-- START EXERCISE MATERIALS --

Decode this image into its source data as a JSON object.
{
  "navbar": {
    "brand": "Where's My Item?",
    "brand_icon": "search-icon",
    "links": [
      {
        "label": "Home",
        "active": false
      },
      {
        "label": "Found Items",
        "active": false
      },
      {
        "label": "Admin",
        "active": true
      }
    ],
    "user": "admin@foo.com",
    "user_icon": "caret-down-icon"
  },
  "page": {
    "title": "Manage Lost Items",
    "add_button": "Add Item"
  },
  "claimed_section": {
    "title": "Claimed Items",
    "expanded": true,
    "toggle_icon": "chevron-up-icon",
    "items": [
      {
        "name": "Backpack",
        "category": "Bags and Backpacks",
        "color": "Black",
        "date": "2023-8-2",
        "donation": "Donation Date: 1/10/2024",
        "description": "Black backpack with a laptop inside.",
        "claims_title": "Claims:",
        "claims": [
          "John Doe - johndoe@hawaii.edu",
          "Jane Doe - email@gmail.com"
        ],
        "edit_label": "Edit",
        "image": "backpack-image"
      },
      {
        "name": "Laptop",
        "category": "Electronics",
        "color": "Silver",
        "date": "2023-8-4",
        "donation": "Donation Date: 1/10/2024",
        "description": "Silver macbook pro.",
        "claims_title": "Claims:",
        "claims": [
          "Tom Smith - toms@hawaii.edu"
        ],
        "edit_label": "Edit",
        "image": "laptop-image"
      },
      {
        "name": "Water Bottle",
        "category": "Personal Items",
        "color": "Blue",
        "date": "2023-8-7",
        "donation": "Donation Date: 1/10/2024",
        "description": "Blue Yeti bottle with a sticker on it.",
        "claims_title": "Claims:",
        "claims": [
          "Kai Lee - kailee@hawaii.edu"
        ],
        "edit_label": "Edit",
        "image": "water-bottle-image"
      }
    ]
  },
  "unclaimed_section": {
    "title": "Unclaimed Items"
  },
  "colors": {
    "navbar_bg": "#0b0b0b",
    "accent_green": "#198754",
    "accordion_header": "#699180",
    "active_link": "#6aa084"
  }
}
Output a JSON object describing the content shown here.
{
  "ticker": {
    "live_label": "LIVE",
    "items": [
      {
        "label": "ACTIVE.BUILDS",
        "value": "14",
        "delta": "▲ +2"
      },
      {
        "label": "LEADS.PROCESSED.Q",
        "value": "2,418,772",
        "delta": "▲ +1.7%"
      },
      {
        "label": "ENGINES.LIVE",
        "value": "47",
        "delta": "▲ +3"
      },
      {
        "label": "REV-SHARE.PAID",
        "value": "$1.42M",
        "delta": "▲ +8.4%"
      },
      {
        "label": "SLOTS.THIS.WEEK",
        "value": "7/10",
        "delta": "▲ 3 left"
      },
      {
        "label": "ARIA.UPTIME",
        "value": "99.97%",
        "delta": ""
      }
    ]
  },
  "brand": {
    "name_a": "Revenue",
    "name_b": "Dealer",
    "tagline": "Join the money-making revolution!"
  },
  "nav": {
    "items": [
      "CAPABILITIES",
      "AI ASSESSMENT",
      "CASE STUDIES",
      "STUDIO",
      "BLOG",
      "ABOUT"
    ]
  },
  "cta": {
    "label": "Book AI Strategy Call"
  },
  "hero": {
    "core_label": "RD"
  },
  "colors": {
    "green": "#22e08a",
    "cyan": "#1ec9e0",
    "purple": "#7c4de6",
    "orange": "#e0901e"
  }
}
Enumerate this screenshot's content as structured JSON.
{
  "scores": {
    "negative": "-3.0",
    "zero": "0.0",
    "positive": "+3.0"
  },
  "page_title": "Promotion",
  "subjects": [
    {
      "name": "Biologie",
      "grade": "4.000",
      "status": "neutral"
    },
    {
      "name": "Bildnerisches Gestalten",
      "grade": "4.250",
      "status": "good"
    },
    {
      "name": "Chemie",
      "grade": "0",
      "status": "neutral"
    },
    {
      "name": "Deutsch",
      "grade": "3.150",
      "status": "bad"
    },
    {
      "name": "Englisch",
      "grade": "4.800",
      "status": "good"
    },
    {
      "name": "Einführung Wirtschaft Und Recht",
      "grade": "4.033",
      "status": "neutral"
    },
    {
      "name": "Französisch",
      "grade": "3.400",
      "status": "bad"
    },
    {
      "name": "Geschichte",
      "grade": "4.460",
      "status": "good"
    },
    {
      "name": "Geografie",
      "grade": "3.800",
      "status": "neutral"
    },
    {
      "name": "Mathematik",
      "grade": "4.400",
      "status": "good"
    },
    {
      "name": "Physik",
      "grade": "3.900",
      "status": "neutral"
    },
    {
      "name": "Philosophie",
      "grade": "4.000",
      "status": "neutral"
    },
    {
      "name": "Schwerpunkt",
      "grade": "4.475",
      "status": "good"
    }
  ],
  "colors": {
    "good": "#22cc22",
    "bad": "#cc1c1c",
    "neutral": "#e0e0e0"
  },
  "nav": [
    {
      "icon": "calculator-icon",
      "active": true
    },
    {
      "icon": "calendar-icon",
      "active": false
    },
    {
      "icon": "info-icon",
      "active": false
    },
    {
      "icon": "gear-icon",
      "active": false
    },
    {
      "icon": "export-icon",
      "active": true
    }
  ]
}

-- END EXERCISE MATERIALS --

▸ **YOUR INSTRUCTIONS**: Copy each line from the data above that includes "true".

▸ **EXERCISE RESPONSE**:
        "active": true
    "expanded": true,
      "active": true
      "active": true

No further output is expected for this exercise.